__Task brief__: Omit the images, then output each of the records below exactly.

-- START OF Stored data --

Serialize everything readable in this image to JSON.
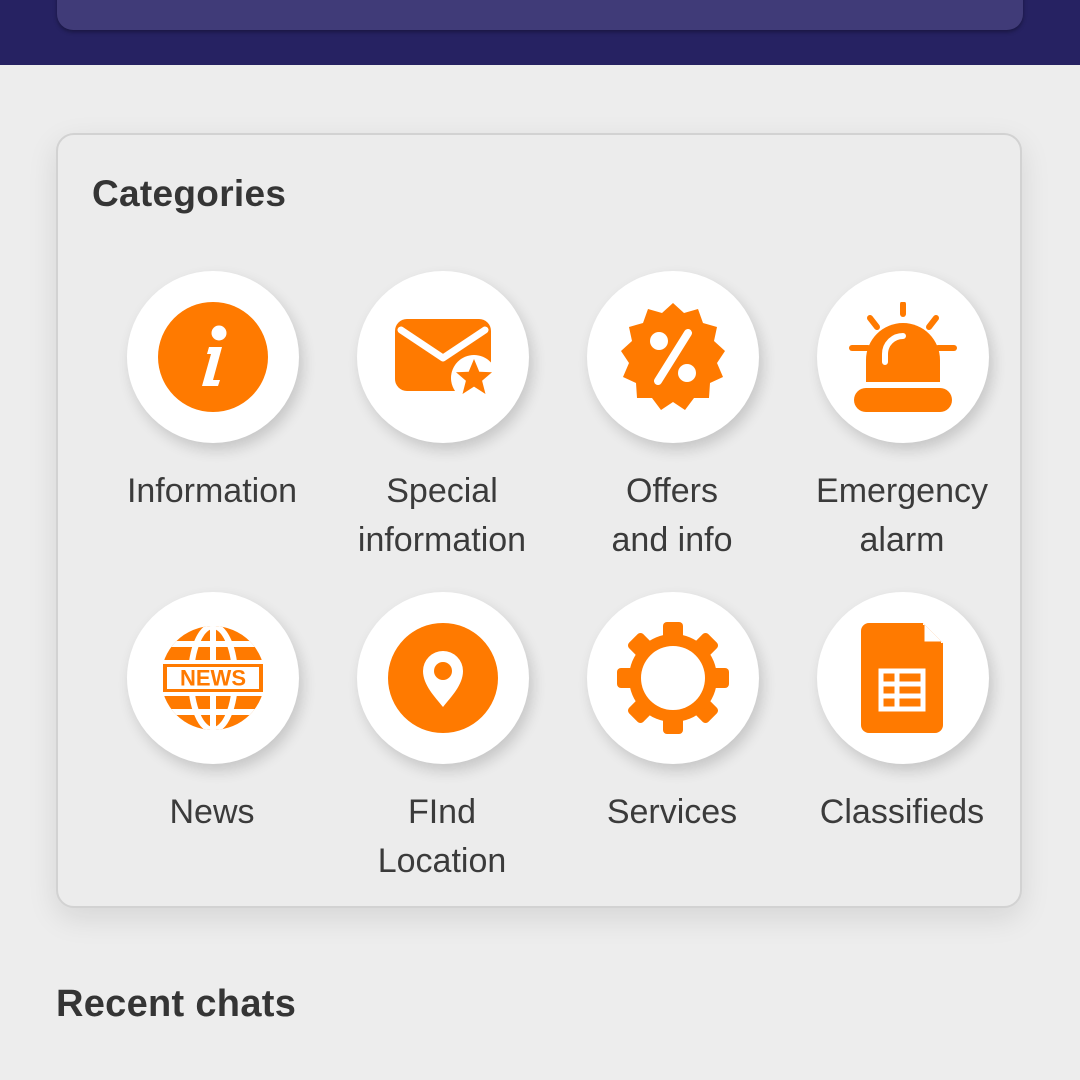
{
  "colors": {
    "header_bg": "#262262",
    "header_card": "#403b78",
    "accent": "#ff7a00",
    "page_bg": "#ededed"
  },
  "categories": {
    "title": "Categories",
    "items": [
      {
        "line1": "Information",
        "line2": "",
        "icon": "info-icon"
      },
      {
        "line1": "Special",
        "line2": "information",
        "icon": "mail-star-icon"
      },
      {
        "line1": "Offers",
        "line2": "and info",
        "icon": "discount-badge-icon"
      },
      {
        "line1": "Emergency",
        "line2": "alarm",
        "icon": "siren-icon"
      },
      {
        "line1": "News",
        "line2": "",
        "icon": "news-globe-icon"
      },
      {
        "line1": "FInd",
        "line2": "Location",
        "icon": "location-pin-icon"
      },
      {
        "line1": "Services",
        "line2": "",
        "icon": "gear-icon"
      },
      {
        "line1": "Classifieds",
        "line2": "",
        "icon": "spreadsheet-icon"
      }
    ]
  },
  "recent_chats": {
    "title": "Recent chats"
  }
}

-- END OF Stored data --

__Exercise result__:
Serialize everything readable in this image to JSON.
{
  "colors": {
    "header_bg": "#262262",
    "header_card": "#403b78",
    "accent": "#ff7a00",
    "page_bg": "#ededed"
  },
  "categories": {
    "title": "Categories",
    "items": [
      {
        "line1": "Information",
        "line2": "",
        "icon": "info-icon"
      },
      {
        "line1": "Special",
        "line2": "information",
        "icon": "mail-star-icon"
      },
      {
        "line1": "Offers",
        "line2": "and info",
        "icon": "discount-badge-icon"
      },
      {
        "line1": "Emergency",
        "line2": "alarm",
        "icon": "siren-icon"
      },
      {
        "line1": "News",
        "line2": "",
        "icon": "news-globe-icon"
      },
      {
        "line1": "FInd",
        "line2": "Location",
        "icon": "location-pin-icon"
      },
      {
        "line1": "Services",
        "line2": "",
        "icon": "gear-icon"
      },
      {
        "line1": "Classifieds",
        "line2": "",
        "icon": "spreadsheet-icon"
      }
    ]
  },
  "recent_chats": {
    "title": "Recent chats"
  }
}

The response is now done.